■ Set problem
Collect every line below that contains the word "Main".

Collected data entries
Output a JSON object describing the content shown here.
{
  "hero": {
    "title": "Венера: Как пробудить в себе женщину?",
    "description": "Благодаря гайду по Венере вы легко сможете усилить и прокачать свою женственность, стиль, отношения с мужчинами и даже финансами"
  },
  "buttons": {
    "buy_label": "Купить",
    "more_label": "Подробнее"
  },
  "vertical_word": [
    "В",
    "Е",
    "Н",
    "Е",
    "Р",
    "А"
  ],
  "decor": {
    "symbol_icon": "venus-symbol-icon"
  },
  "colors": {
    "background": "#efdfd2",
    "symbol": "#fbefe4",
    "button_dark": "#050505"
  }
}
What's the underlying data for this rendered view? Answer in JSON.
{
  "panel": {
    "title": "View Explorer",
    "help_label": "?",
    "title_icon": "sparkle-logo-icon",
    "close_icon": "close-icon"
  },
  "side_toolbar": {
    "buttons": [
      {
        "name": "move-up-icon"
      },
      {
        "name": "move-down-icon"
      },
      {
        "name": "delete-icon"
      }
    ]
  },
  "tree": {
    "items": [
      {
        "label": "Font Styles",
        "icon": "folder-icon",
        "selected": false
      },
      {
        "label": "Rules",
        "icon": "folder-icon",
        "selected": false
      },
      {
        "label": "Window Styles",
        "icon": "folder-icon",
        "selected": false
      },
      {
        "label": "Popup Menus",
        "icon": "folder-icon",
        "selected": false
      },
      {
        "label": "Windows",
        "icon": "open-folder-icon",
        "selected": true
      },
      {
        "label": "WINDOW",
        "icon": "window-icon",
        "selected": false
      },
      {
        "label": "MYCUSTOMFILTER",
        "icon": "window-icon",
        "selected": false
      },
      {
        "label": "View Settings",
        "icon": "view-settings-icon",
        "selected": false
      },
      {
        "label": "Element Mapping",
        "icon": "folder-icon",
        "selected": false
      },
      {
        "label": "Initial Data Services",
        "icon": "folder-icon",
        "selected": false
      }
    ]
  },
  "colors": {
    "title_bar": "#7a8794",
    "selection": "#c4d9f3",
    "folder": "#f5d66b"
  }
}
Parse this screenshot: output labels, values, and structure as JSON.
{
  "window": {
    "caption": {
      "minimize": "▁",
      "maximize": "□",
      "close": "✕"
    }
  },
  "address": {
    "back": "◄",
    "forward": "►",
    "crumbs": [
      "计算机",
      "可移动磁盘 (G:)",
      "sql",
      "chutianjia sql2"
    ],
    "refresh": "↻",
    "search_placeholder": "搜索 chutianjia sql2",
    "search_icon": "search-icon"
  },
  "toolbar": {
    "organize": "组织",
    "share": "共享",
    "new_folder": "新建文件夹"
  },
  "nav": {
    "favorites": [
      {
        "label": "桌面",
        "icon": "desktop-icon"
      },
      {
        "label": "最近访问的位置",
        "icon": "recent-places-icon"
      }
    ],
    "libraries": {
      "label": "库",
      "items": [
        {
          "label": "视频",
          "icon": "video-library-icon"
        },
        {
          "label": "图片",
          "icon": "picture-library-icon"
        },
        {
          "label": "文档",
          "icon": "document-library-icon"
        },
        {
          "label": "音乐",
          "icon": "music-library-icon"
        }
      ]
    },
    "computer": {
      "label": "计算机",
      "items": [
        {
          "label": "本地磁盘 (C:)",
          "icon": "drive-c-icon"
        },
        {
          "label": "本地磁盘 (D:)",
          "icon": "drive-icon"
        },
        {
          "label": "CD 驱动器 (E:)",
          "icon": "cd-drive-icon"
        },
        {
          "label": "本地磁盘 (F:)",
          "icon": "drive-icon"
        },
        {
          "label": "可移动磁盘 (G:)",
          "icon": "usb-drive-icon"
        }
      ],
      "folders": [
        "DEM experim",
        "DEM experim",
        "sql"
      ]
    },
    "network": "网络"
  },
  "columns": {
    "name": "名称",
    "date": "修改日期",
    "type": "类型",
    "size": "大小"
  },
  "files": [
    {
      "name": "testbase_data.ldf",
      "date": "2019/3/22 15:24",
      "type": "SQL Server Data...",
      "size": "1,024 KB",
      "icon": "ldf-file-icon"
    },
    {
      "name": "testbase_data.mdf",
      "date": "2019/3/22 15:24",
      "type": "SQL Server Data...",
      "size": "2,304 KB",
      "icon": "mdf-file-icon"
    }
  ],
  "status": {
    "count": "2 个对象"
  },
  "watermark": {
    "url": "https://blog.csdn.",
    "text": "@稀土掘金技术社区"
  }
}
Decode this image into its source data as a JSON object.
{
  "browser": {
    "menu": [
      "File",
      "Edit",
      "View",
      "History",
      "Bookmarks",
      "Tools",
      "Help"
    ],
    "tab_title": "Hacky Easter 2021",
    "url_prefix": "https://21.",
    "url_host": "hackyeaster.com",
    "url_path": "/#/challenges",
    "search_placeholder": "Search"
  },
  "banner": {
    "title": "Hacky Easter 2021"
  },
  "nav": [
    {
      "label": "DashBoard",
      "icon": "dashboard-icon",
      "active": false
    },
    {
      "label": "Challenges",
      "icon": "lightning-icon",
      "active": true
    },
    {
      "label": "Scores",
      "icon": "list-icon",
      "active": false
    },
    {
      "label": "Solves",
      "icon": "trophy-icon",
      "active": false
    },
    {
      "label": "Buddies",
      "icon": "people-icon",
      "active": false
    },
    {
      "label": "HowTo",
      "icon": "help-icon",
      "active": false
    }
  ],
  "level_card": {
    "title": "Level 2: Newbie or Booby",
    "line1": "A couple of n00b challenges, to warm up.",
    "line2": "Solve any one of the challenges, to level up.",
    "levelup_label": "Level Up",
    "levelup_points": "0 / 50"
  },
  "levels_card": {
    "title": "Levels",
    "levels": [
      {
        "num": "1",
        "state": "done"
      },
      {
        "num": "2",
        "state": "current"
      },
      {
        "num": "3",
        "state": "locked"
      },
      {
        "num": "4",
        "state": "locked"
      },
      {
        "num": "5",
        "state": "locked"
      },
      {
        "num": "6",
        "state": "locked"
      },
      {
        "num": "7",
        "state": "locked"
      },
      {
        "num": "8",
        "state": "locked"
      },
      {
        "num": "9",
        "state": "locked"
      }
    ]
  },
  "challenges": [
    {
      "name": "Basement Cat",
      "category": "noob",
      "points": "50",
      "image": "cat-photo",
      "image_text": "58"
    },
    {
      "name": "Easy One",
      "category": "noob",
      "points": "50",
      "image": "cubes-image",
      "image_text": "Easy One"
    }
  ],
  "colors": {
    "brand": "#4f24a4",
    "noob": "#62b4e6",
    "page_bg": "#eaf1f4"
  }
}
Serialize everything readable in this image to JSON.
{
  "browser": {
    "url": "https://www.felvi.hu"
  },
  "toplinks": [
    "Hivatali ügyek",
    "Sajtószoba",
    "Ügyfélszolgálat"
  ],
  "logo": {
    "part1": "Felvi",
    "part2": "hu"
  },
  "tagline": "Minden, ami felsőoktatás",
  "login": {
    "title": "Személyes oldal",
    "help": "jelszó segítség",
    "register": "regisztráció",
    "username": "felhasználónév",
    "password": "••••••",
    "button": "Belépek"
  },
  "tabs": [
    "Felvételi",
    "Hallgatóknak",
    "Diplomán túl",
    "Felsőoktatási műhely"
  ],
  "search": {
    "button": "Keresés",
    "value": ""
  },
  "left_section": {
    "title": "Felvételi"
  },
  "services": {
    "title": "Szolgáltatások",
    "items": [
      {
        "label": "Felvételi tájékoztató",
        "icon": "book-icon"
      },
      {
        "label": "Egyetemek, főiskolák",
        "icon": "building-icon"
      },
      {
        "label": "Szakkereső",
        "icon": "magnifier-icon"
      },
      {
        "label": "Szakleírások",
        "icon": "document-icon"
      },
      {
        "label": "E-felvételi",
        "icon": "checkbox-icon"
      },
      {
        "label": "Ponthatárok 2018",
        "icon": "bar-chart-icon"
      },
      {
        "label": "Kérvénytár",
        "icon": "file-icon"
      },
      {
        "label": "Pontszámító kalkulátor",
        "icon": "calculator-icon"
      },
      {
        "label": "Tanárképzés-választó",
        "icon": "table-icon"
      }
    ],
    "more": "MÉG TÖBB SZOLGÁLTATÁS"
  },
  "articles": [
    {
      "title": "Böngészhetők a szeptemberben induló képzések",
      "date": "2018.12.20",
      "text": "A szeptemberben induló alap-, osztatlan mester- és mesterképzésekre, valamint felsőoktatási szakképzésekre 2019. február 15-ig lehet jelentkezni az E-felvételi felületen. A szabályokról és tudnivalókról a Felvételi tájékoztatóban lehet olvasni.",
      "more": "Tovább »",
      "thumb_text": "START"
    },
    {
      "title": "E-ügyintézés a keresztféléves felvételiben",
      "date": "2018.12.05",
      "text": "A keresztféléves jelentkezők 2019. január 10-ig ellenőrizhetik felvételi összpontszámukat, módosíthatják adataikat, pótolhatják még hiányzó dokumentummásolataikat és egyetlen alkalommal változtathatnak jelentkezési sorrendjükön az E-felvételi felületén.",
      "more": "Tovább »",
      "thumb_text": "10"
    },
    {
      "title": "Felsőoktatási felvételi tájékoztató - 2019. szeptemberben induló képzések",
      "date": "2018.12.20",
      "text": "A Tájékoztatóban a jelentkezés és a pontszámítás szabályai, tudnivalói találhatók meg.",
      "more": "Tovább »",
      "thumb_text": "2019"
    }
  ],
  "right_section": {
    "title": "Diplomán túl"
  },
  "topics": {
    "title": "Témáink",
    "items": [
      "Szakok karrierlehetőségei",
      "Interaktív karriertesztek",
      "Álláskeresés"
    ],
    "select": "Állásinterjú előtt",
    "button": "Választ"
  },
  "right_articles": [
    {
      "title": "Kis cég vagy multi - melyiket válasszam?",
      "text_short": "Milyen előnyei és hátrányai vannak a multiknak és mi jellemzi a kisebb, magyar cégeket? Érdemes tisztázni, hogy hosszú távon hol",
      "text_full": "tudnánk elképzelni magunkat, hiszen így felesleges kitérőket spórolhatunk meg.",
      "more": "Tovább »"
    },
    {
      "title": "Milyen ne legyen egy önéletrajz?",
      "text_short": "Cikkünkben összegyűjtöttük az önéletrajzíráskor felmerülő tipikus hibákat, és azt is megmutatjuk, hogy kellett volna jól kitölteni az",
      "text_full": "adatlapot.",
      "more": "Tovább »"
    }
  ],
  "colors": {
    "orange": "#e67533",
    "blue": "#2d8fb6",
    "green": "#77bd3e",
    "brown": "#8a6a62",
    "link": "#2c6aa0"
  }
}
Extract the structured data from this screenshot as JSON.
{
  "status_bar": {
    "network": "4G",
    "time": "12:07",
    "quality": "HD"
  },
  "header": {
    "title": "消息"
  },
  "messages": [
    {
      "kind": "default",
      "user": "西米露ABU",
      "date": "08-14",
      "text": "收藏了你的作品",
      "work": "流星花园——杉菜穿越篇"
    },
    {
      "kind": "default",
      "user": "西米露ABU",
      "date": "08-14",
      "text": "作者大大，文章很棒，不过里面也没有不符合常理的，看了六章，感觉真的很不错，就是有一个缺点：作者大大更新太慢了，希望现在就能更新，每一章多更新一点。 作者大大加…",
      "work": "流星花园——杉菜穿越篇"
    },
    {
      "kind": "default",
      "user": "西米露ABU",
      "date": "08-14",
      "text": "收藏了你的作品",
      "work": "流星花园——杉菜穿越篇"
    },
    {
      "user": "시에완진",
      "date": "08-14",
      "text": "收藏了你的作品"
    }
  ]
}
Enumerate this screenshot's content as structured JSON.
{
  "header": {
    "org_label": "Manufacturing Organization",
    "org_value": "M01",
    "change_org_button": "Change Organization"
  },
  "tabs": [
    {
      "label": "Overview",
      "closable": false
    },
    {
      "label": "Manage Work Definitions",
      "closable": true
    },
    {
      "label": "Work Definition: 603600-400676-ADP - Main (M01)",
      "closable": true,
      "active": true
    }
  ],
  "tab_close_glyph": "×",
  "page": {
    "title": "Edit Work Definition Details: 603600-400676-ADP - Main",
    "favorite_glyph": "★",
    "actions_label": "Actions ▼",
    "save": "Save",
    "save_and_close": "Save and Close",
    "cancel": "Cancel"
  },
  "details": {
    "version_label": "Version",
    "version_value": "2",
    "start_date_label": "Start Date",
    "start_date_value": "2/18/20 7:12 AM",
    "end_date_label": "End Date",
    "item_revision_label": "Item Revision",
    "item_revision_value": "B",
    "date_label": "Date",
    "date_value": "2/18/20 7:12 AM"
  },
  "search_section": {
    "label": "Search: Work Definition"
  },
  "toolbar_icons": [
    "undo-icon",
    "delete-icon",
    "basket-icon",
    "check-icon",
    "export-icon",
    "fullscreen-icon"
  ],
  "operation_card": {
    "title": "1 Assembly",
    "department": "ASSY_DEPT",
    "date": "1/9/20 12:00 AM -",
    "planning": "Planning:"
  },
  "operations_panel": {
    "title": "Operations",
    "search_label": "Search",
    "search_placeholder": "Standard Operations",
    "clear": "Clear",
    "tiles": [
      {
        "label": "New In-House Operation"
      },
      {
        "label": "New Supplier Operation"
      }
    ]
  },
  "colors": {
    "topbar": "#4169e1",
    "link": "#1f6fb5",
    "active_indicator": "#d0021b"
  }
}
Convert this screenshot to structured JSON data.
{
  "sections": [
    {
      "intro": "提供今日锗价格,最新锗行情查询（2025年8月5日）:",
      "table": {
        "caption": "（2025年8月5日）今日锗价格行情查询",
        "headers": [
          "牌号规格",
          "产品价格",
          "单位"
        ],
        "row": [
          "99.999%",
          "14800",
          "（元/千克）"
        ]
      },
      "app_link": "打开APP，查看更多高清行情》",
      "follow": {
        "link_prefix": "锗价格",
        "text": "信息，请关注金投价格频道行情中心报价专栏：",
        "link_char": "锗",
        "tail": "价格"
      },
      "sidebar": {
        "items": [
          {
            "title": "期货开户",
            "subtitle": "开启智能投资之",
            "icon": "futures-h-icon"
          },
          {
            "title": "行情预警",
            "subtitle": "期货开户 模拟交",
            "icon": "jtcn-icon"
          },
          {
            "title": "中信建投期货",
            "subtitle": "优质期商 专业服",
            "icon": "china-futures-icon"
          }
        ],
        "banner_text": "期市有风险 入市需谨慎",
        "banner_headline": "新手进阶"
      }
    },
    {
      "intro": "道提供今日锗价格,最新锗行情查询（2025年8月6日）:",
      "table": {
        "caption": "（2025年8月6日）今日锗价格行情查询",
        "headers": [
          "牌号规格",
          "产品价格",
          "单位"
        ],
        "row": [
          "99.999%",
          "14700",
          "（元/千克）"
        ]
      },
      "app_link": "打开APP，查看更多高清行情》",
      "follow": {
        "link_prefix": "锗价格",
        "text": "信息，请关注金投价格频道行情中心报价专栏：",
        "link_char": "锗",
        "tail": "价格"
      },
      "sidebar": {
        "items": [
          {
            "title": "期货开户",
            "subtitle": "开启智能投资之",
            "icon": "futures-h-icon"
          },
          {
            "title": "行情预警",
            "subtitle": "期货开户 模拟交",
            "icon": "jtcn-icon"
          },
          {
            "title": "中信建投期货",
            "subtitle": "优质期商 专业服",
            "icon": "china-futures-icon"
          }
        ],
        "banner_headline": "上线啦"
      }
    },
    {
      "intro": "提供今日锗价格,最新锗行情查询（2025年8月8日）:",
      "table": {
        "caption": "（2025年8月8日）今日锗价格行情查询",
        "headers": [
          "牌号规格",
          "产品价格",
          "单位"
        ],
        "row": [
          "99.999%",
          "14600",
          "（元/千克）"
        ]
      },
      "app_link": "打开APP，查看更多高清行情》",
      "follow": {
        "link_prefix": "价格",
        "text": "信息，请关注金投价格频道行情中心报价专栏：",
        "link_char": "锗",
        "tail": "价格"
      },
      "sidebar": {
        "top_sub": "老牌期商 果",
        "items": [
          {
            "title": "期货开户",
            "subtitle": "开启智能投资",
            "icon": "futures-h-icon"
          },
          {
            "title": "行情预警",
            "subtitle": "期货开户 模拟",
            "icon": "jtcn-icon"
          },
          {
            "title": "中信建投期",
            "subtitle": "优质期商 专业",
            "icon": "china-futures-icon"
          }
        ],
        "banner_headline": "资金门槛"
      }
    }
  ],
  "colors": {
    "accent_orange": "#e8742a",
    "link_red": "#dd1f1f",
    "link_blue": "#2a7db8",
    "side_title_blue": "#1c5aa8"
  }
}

■ Exercise output
      "label": "Work Definition: 603600-400676-ADP - Main (M01)",
    "title": "Edit Work Definition Details: 603600-400676-ADP - Main",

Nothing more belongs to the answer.